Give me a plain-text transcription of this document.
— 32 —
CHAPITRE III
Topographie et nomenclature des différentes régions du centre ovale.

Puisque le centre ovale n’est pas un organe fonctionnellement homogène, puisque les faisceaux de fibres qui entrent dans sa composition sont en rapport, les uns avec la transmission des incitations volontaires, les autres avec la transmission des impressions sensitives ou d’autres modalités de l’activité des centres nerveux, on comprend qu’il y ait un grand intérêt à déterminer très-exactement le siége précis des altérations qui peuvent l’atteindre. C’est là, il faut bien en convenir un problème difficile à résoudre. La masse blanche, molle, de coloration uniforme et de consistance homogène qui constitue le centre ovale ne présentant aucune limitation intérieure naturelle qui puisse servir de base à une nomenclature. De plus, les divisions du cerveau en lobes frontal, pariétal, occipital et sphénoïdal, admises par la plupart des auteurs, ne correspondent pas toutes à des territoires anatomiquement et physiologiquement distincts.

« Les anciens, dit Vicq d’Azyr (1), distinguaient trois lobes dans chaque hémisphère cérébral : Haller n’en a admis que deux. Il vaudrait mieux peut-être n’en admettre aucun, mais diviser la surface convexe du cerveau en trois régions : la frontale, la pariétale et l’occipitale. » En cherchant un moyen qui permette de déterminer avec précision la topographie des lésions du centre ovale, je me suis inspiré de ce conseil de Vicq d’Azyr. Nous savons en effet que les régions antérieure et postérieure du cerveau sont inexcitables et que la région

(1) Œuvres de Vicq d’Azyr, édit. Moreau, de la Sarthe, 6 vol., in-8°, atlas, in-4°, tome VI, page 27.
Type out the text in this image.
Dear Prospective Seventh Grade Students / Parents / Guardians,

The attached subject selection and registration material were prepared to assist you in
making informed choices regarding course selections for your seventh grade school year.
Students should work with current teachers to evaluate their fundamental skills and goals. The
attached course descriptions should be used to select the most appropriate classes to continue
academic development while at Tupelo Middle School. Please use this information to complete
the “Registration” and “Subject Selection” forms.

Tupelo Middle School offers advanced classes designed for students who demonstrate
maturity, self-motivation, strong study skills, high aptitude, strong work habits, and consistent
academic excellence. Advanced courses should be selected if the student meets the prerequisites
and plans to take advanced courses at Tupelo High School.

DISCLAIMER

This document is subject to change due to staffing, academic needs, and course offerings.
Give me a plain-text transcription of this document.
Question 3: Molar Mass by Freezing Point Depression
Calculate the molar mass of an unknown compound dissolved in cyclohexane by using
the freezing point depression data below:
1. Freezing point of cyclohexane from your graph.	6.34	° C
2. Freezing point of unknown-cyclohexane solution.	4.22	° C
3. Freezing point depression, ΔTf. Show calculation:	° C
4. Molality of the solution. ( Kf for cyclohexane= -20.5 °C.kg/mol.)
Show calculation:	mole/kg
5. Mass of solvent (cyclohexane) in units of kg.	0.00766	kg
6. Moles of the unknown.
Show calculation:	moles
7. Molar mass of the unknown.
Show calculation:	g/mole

================

Repeat the data exactly. Leave nothing out.

**Response**:
Give me a plain-text transcription of this document.
— 32 —
CHAPITRE III
Topographie et nomenclature des différentes régions du centre ovale.

Puisque le centre ovale n’est pas un organe fonctionnellement homogène, puisque les faisceaux de fibres qui entrent dans sa composition sont en rapport, les uns avec la transmission des incitations volontaires, les autres avec la transmission des impressions sensitives ou d’autres modalités de l’activité des centres nerveux, on comprend qu’il y ait un grand intérêt à déterminer très-exactement le siége précis des altérations qui peuvent l’atteindre. C’est là, il faut bien en convenir un problème difficile à résoudre. La masse blanche, molle, de coloration uniforme et de consistance homogène qui constitue le centre ovale ne présentant aucune limitation intérieure naturelle qui puisse servir de base à une nomenclature. De plus, les divisions du cerveau en lobes frontal, pariétal, occipital et sphénoïdal, admises par la plupart des auteurs, ne correspondent pas toutes à des territoires anatomiquement et physiologiquement distincts.

« Les anciens, dit Vicq d’Azyr (1), distinguaient trois lobes dans chaque hémisphère cérébral : Haller n’en a admis que deux. Il vaudrait mieux peut-être n’en admettre aucun, mais diviser la surface convexe du cerveau en trois régions : la frontale, la pariétale et l’occipitale. » En cherchant un moyen qui permette de déterminer avec précision la topographie des lésions du centre ovale, je me suis inspiré de ce conseil de Vicq d’Azyr. Nous savons en effet que les régions antérieure et postérieure du cerveau sont inexcitables et que la région

(1) Œuvres de Vicq d’Azyr, édit. Moreau, de la Sarthe, 6 vol., in-8°, atlas, in-4°, tome VI, page 27.
Type out the text in this image.
Dear Prospective Seventh Grade Students / Parents / Guardians,

The attached subject selection and registration material were prepared to assist you in
making informed choices regarding course selections for your seventh grade school year.
Students should work with current teachers to evaluate their fundamental skills and goals. The
attached course descriptions should be used to select the most appropriate classes to continue
academic development while at Tupelo Middle School. Please use this information to complete
the “Registration” and “Subject Selection” forms.

Tupelo Middle School offers advanced classes designed for students who demonstrate
maturity, self-motivation, strong study skills, high aptitude, strong work habits, and consistent
academic excellence. Advanced courses should be selected if the student meets the prerequisites
and plans to take advanced courses at Tupelo High School.

DISCLAIMER

This document is subject to change due to staffing, academic needs, and course offerings.
Give me a plain-text transcription of this document.
Question 3: Molar Mass by Freezing Point Depression
Calculate the molar mass of an unknown compound dissolved in cyclohexane by using
the freezing point depression data below:
1. Freezing point of cyclohexane from your graph.	6.34	° C
2. Freezing point of unknown-cyclohexane solution.	4.22	° C
3. Freezing point depression, ΔTf. Show calculation:	° C
4. Molality of the solution. ( Kf for cyclohexane= -20.5 °C.kg/mol.)
Show calculation:	mole/kg
5. Mass of solvent (cyclohexane) in units of kg.	0.00766	kg
6. Moles of the unknown.
Show calculation:	moles
7. Molar mass of the unknown.
Show calculation:	g/mole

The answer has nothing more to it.